[Records from a dataset]
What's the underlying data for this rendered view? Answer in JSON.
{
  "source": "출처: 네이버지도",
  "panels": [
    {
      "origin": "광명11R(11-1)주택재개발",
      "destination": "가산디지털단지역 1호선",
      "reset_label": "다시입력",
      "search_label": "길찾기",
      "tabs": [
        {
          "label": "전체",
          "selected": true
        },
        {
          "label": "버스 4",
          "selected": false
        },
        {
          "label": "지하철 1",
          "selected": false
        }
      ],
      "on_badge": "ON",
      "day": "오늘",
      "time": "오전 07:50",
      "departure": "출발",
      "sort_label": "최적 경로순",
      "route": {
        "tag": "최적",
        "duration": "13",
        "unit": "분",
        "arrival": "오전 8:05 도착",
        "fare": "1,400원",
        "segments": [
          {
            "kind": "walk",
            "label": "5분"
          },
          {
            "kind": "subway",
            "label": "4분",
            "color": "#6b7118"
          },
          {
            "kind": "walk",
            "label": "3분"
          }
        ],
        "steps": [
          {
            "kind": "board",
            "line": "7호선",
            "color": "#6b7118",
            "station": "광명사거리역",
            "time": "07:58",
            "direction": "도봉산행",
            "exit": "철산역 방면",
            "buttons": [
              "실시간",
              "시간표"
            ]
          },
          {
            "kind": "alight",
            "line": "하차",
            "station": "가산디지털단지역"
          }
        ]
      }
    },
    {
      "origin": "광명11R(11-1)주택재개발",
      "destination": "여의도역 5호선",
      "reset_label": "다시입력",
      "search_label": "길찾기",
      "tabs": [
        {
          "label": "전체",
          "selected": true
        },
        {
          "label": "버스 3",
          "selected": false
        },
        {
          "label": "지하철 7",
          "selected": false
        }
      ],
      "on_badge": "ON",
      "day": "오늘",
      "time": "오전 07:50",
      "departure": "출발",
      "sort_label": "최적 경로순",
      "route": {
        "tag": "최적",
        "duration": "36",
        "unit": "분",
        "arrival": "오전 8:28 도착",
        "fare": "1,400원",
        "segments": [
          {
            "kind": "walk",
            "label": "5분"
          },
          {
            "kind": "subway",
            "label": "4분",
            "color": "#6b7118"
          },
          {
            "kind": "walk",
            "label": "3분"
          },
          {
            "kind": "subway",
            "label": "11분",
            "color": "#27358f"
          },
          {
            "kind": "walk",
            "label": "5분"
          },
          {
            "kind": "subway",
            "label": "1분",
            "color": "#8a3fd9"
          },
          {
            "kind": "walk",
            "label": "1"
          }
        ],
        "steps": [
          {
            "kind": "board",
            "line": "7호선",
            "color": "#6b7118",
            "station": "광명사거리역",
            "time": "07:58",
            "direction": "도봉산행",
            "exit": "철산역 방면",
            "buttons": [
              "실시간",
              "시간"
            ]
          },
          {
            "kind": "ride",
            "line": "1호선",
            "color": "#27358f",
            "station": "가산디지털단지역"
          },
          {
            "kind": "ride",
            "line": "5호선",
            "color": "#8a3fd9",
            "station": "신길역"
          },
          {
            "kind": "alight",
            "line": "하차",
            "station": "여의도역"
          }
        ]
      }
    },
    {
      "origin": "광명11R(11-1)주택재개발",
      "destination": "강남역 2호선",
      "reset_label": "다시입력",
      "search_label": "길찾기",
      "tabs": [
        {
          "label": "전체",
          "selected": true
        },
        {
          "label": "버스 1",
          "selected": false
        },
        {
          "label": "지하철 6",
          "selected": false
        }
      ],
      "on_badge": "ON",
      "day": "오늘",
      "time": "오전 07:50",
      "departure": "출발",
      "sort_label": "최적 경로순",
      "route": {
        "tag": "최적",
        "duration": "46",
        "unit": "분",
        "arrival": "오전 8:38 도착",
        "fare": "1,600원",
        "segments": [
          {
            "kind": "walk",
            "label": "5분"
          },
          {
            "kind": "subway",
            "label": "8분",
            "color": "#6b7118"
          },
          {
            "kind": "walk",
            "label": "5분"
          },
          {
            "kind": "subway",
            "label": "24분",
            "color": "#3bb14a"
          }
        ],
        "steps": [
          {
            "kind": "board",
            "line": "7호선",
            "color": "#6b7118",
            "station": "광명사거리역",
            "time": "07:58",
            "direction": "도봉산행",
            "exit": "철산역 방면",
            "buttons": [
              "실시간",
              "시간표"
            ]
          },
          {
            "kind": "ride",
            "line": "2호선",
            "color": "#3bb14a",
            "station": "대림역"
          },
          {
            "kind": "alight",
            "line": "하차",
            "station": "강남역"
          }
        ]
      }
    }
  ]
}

** PROBLEM DESCRIPTION **
Show the data once more, exactly as it was written.

** FULL OUTPUT **
What's the underlying data for this rendered view? Answer in JSON.
{
  "source": "출처: 네이버지도",
  "panels": [
    {
      "origin": "광명11R(11-1)주택재개발",
      "destination": "가산디지털단지역 1호선",
      "reset_label": "다시입력",
      "search_label": "길찾기",
      "tabs": [
        {
          "label": "전체",
          "selected": true
        },
        {
          "label": "버스 4",
          "selected": false
        },
        {
          "label": "지하철 1",
          "selected": false
        }
      ],
      "on_badge": "ON",
      "day": "오늘",
      "time": "오전 07:50",
      "departure": "출발",
      "sort_label": "최적 경로순",
      "route": {
        "tag": "최적",
        "duration": "13",
        "unit": "분",
        "arrival": "오전 8:05 도착",
        "fare": "1,400원",
        "segments": [
          {
            "kind": "walk",
            "label": "5분"
          },
          {
            "kind": "subway",
            "label": "4분",
            "color": "#6b7118"
          },
          {
            "kind": "walk",
            "label": "3분"
          }
        ],
        "steps": [
          {
            "kind": "board",
            "line": "7호선",
            "color": "#6b7118",
            "station": "광명사거리역",
            "time": "07:58",
            "direction": "도봉산행",
            "exit": "철산역 방면",
            "buttons": [
              "실시간",
              "시간표"
            ]
          },
          {
            "kind": "alight",
            "line": "하차",
            "station": "가산디지털단지역"
          }
        ]
      }
    },
    {
      "origin": "광명11R(11-1)주택재개발",
      "destination": "여의도역 5호선",
      "reset_label": "다시입력",
      "search_label": "길찾기",
      "tabs": [
        {
          "label": "전체",
          "selected": true
        },
        {
          "label": "버스 3",
          "selected": false
        },
        {
          "label": "지하철 7",
          "selected": false
        }
      ],
      "on_badge": "ON",
      "day": "오늘",
      "time": "오전 07:50",
      "departure": "출발",
      "sort_label": "최적 경로순",
      "route": {
        "tag": "최적",
        "duration": "36",
        "unit": "분",
        "arrival": "오전 8:28 도착",
        "fare": "1,400원",
        "segments": [
          {
            "kind": "walk",
            "label": "5분"
          },
          {
            "kind": "subway",
            "label": "4분",
            "color": "#6b7118"
          },
          {
            "kind": "walk",
            "label": "3분"
          },
          {
            "kind": "subway",
            "label": "11분",
            "color": "#27358f"
          },
          {
            "kind": "walk",
            "label": "5분"
          },
          {
            "kind": "subway",
            "label": "1분",
            "color": "#8a3fd9"
          },
          {
            "kind": "walk",
            "label": "1"
          }
        ],
        "steps": [
          {
            "kind": "board",
            "line": "7호선",
            "color": "#6b7118",
            "station": "광명사거리역",
            "time": "07:58",
            "direction": "도봉산행",
            "exit": "철산역 방면",
            "buttons": [
              "실시간",
              "시간"
            ]
          },
          {
            "kind": "ride",
            "line": "1호선",
            "color": "#27358f",
            "station": "가산디지털단지역"
          },
          {
            "kind": "ride",
            "line": "5호선",
            "color": "#8a3fd9",
            "station": "신길역"
          },
          {
            "kind": "alight",
            "line": "하차",
            "station": "여의도역"
          }
        ]
      }
    },
    {
      "origin": "광명11R(11-1)주택재개발",
      "destination": "강남역 2호선",
      "reset_label": "다시입력",
      "search_label": "길찾기",
      "tabs": [
        {
          "label": "전체",
          "selected": true
        },
        {
          "label": "버스 1",
          "selected": false
        },
        {
          "label": "지하철 6",
          "selected": false
        }
      ],
      "on_badge": "ON",
      "day": "오늘",
      "time": "오전 07:50",
      "departure": "출발",
      "sort_label": "최적 경로순",
      "route": {
        "tag": "최적",
        "duration": "46",
        "unit": "분",
        "arrival": "오전 8:38 도착",
        "fare": "1,600원",
        "segments": [
          {
            "kind": "walk",
            "label": "5분"
          },
          {
            "kind": "subway",
            "label": "8분",
            "color": "#6b7118"
          },
          {
            "kind": "walk",
            "label": "5분"
          },
          {
            "kind": "subway",
            "label": "24분",
            "color": "#3bb14a"
          }
        ],
        "steps": [
          {
            "kind": "board",
            "line": "7호선",
            "color": "#6b7118",
            "station": "광명사거리역",
            "time": "07:58",
            "direction": "도봉산행",
            "exit": "철산역 방면",
            "buttons": [
              "실시간",
              "시간표"
            ]
          },
          {
            "kind": "ride",
            "line": "2호선",
            "color": "#3bb14a",
            "station": "대림역"
          },
          {
            "kind": "alight",
            "line": "하차",
            "station": "강남역"
          }
        ]
      }
    }
  ]
}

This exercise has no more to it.